• _WHAT YOU ARE ASKED TO DO_
All entries are to be quoted exactly; the images stay out of the copy.

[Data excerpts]
▼▼▼

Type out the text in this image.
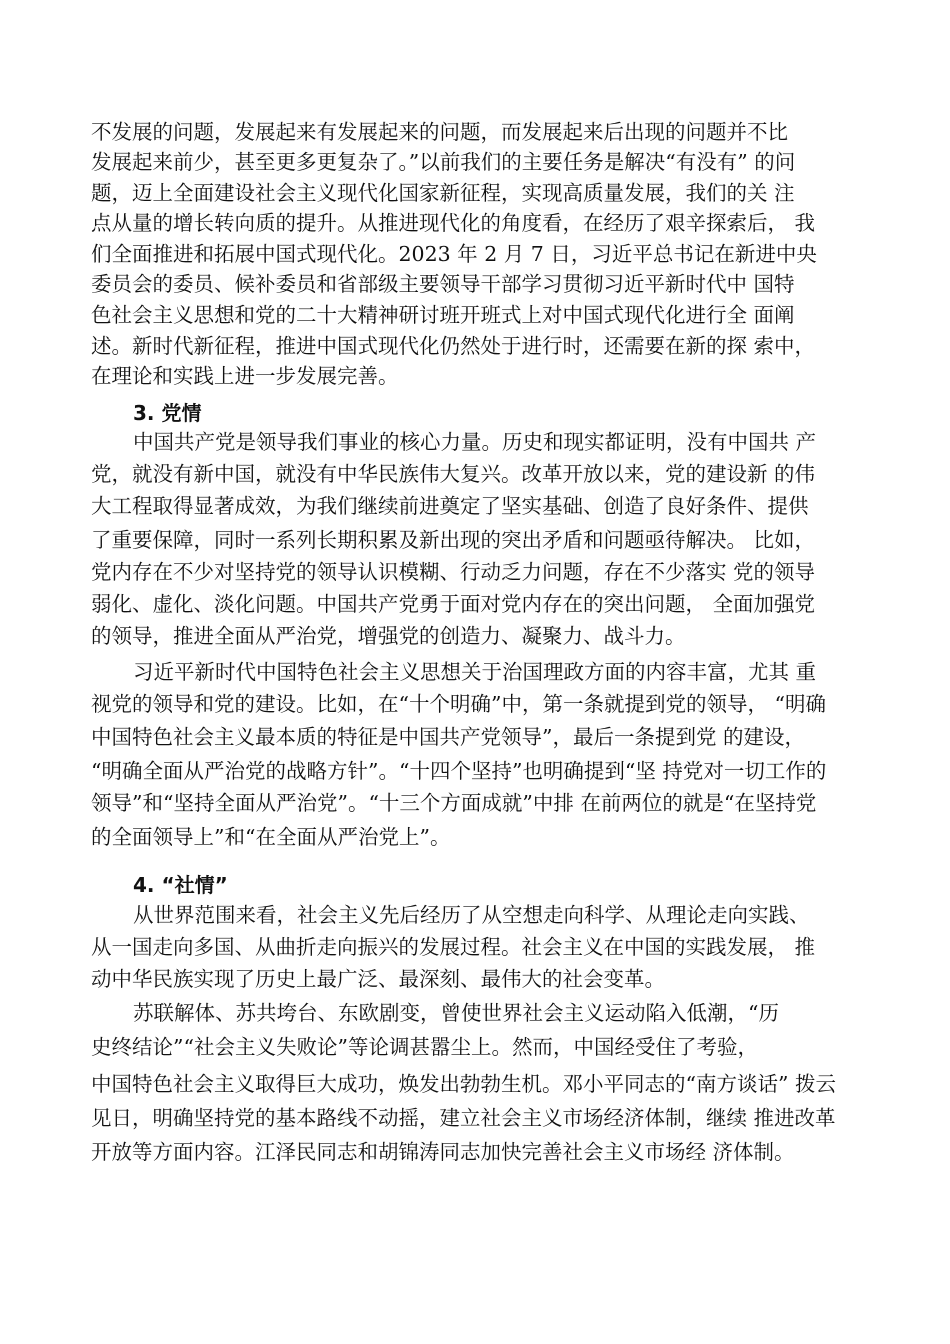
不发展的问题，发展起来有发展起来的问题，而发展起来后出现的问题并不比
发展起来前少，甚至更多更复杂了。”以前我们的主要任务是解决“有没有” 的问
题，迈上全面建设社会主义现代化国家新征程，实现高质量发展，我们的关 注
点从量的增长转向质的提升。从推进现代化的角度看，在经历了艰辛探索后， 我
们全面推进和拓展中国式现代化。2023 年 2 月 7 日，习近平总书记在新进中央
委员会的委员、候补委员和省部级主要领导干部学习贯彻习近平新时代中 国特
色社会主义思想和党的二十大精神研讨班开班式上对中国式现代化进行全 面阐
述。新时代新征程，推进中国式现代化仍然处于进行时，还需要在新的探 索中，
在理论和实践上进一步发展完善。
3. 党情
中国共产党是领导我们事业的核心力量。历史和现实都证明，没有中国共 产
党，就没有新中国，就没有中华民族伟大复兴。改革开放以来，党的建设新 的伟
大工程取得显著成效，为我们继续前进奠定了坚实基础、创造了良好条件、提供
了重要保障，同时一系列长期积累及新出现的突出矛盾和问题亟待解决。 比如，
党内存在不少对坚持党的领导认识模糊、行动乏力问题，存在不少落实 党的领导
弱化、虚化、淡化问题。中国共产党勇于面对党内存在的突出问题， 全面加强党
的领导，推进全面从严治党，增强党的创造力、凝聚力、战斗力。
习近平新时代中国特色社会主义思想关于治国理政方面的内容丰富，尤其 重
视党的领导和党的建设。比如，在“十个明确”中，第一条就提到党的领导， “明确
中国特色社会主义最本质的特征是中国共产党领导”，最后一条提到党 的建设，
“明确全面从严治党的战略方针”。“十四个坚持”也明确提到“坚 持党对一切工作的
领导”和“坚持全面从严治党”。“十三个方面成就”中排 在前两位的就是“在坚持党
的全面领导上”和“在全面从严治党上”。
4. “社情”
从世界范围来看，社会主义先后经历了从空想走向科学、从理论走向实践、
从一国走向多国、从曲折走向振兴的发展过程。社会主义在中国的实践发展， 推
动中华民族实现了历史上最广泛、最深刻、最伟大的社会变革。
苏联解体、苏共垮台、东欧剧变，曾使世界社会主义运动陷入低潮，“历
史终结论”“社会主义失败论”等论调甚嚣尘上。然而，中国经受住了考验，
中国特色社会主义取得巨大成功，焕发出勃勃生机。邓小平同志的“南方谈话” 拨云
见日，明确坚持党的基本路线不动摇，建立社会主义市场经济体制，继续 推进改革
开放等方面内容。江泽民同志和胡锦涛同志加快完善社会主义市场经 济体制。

▲▲▲

• _EXERCISE ANSWER_
Type out the text in this image.
不发展的问题，发展起来有发展起来的问题，而发展起来后出现的问题并不比
发展起来前少，甚至更多更复杂了。”以前我们的主要任务是解决“有没有” 的问
题，迈上全面建设社会主义现代化国家新征程，实现高质量发展，我们的关 注
点从量的增长转向质的提升。从推进现代化的角度看，在经历了艰辛探索后， 我
们全面推进和拓展中国式现代化。2023 年 2 月 7 日，习近平总书记在新进中央
委员会的委员、候补委员和省部级主要领导干部学习贯彻习近平新时代中 国特
色社会主义思想和党的二十大精神研讨班开班式上对中国式现代化进行全 面阐
述。新时代新征程，推进中国式现代化仍然处于进行时，还需要在新的探 索中，
在理论和实践上进一步发展完善。
3. 党情
中国共产党是领导我们事业的核心力量。历史和现实都证明，没有中国共 产
党，就没有新中国，就没有中华民族伟大复兴。改革开放以来，党的建设新 的伟
大工程取得显著成效，为我们继续前进奠定了坚实基础、创造了良好条件、提供
了重要保障，同时一系列长期积累及新出现的突出矛盾和问题亟待解决。 比如，
党内存在不少对坚持党的领导认识模糊、行动乏力问题，存在不少落实 党的领导
弱化、虚化、淡化问题。中国共产党勇于面对党内存在的突出问题， 全面加强党
的领导，推进全面从严治党，增强党的创造力、凝聚力、战斗力。
习近平新时代中国特色社会主义思想关于治国理政方面的内容丰富，尤其 重
视党的领导和党的建设。比如，在“十个明确”中，第一条就提到党的领导， “明确
中国特色社会主义最本质的特征是中国共产党领导”，最后一条提到党 的建设，
“明确全面从严治党的战略方针”。“十四个坚持”也明确提到“坚 持党对一切工作的
领导”和“坚持全面从严治党”。“十三个方面成就”中排 在前两位的就是“在坚持党
的全面领导上”和“在全面从严治党上”。
4. “社情”
从世界范围来看，社会主义先后经历了从空想走向科学、从理论走向实践、
从一国走向多国、从曲折走向振兴的发展过程。社会主义在中国的实践发展， 推
动中华民族实现了历史上最广泛、最深刻、最伟大的社会变革。
苏联解体、苏共垮台、东欧剧变，曾使世界社会主义运动陷入低潮，“历
史终结论”“社会主义失败论”等论调甚嚣尘上。然而，中国经受住了考验，
中国特色社会主义取得巨大成功，焕发出勃勃生机。邓小平同志的“南方谈话” 拨云
见日，明确坚持党的基本路线不动摇，建立社会主义市场经济体制，继续 推进改革
开放等方面内容。江泽民同志和胡锦涛同志加快完善社会主义市场经 济体制。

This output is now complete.